**Problem to work on**: Filter the entries below, keeping only lines with the word "Windows".
##############################
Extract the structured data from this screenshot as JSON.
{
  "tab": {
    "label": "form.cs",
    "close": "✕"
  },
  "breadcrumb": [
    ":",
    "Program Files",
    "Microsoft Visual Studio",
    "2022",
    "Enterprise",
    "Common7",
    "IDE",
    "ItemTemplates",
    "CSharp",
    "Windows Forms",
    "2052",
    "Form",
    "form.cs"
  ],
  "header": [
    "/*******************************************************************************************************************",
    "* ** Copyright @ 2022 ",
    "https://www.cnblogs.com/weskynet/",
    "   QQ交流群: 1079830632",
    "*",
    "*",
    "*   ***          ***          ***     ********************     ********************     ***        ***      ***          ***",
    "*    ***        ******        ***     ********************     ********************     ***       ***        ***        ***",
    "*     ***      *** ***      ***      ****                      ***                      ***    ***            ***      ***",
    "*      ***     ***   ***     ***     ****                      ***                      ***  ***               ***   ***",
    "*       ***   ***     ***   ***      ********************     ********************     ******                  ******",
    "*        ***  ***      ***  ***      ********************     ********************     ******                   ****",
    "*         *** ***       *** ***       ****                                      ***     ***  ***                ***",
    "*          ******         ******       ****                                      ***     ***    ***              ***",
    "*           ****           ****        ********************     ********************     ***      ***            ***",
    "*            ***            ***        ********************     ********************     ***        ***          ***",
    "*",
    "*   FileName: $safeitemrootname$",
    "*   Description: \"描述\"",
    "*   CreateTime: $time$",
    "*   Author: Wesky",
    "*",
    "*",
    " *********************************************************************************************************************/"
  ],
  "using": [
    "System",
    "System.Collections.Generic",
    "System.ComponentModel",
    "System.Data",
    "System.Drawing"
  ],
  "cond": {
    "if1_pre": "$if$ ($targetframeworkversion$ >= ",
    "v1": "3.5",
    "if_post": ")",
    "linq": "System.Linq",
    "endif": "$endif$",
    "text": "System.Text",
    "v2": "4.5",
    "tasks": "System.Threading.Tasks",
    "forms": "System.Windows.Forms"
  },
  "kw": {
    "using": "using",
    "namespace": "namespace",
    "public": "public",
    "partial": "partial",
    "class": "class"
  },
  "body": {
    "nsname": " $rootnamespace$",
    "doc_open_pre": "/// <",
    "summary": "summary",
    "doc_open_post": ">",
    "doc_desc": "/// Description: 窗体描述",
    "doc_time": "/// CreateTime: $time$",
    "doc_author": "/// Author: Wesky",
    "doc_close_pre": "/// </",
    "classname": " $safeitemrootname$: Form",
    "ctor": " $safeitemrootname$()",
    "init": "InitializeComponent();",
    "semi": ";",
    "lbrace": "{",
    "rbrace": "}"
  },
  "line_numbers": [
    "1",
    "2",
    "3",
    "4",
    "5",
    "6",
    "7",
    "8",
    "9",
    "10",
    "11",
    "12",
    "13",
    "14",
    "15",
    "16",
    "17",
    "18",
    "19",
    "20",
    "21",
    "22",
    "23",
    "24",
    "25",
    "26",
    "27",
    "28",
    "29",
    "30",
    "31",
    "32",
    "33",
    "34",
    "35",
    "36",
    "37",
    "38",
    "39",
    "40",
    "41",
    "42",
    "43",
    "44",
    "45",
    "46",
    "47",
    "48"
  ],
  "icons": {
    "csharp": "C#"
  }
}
##############################
**Solution to this problem**:
    "Windows Forms",
    "forms": "System.Windows.Forms"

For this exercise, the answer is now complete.